• Required task: Take every line where the string "name" appears and copy it.

• Task material:
--- BEGIN ---
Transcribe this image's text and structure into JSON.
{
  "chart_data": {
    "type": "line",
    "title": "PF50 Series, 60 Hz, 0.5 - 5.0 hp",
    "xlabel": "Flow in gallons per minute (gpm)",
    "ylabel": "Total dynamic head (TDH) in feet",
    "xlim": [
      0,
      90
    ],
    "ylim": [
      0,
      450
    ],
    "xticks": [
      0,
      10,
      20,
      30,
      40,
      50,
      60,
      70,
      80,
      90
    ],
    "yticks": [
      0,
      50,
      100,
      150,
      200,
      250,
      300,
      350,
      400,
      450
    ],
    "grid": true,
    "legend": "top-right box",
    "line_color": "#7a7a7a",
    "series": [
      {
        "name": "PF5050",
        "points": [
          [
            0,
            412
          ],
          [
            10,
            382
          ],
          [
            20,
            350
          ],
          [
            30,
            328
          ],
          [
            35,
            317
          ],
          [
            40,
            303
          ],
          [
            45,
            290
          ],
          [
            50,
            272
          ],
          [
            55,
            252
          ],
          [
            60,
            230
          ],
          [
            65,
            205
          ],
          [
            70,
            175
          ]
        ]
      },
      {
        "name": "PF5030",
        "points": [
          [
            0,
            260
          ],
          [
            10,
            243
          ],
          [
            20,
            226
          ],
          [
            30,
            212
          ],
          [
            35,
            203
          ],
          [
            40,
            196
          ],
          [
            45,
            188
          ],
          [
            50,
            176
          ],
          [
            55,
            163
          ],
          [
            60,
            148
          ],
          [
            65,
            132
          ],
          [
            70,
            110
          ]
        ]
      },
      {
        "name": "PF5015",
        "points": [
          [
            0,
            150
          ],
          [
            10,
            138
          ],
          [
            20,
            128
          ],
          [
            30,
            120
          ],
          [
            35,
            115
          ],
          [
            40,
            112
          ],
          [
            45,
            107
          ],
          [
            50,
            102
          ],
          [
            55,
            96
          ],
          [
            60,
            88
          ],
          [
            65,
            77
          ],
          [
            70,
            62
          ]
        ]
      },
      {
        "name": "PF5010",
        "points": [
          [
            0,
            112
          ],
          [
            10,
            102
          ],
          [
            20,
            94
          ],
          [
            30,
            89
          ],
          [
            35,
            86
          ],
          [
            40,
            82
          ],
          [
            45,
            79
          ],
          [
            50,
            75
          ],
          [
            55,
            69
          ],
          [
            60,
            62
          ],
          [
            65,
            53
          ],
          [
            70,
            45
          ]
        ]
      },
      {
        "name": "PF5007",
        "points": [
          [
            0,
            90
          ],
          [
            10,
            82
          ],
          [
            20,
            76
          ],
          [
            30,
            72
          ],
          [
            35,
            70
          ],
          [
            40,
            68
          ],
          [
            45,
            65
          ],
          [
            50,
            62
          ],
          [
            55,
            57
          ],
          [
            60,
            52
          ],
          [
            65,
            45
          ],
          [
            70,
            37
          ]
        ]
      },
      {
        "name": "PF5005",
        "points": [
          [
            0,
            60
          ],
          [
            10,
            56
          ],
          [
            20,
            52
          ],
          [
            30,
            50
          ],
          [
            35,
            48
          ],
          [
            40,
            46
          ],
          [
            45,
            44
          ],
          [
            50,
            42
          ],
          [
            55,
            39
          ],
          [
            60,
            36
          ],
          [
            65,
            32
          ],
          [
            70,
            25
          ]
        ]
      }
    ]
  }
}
--- END ---
• Answer for this exercise:
        "name": "PF5050",
        "name": "PF5030",
        "name": "PF5015",
        "name": "PF5010",
        "name": "PF5007",
        "name": "PF5005",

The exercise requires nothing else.